Your task
Work through the data line by line, gathering every line that has the word "千克水果".

____ Extracted data

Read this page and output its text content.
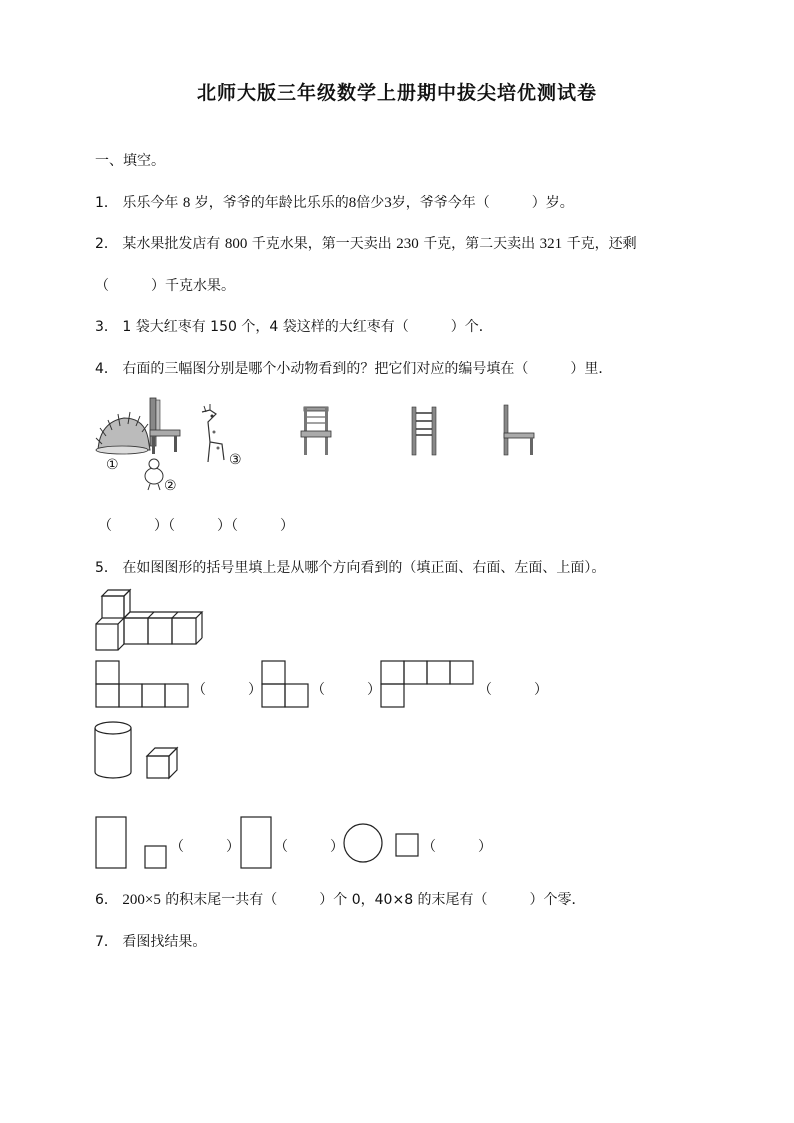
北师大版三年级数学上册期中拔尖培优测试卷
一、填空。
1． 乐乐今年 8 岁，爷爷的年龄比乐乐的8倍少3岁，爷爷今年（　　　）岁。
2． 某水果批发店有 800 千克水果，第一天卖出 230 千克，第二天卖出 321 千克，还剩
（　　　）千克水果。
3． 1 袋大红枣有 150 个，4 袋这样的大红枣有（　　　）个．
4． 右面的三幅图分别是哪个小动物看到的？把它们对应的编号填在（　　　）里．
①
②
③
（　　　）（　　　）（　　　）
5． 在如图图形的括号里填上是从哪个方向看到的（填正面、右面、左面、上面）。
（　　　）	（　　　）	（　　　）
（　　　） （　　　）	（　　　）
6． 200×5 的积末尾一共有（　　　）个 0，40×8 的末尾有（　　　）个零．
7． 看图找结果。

________
____ Extracted data

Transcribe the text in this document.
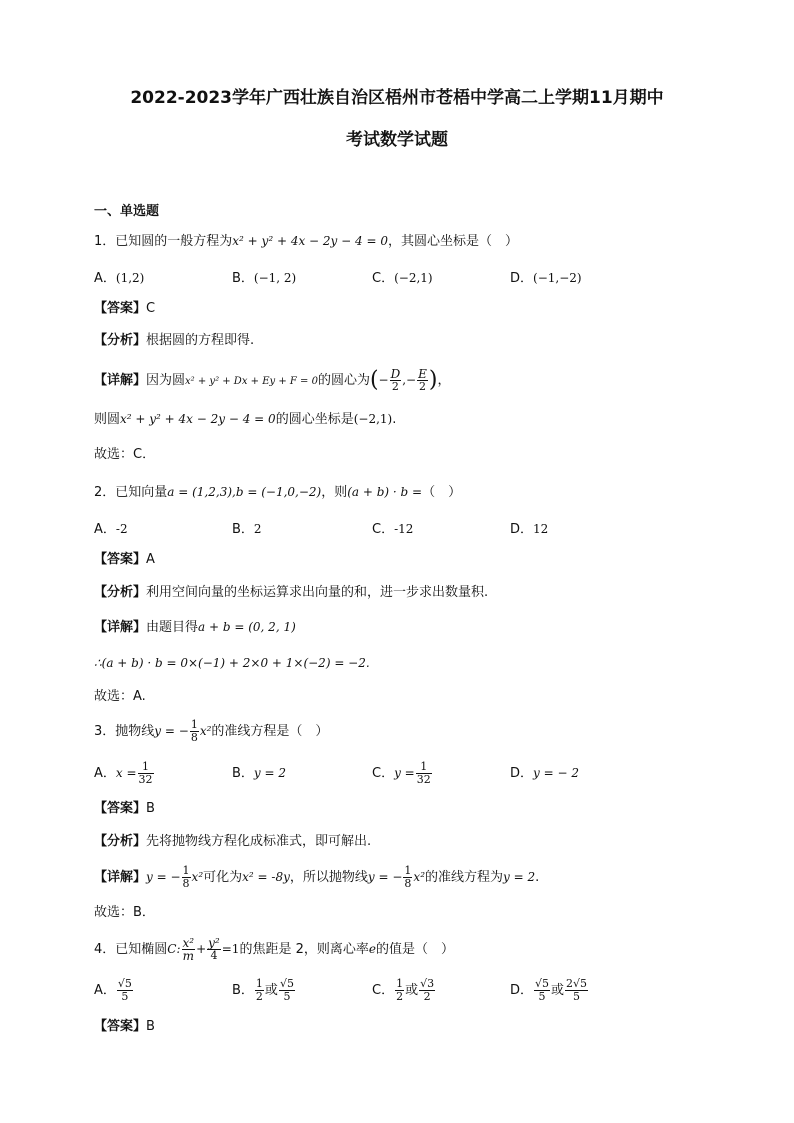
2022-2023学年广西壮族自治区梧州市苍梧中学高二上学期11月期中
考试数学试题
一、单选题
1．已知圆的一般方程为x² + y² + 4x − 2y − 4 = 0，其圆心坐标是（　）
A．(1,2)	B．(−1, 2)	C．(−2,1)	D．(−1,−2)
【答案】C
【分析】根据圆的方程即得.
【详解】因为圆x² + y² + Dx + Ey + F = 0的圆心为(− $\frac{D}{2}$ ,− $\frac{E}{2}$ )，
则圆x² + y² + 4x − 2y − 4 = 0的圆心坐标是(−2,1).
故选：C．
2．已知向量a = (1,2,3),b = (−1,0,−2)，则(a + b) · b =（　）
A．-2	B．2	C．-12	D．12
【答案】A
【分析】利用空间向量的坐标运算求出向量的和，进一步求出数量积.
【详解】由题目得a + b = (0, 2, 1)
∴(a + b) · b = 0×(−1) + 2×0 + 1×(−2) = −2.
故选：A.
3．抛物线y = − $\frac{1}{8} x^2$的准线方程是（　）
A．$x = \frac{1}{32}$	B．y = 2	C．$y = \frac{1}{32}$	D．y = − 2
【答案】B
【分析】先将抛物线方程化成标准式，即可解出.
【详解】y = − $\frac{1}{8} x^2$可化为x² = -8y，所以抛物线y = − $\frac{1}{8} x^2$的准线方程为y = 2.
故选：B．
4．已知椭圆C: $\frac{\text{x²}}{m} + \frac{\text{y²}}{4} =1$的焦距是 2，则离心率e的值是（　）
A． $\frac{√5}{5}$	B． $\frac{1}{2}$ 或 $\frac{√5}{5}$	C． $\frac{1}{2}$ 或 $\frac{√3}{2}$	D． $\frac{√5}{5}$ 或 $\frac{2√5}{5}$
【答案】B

________

The output
2． 某水果批发店有 800 千克水果，第一天卖出 230 千克，第二天卖出 321 千克，还剩
（　　　）千克水果。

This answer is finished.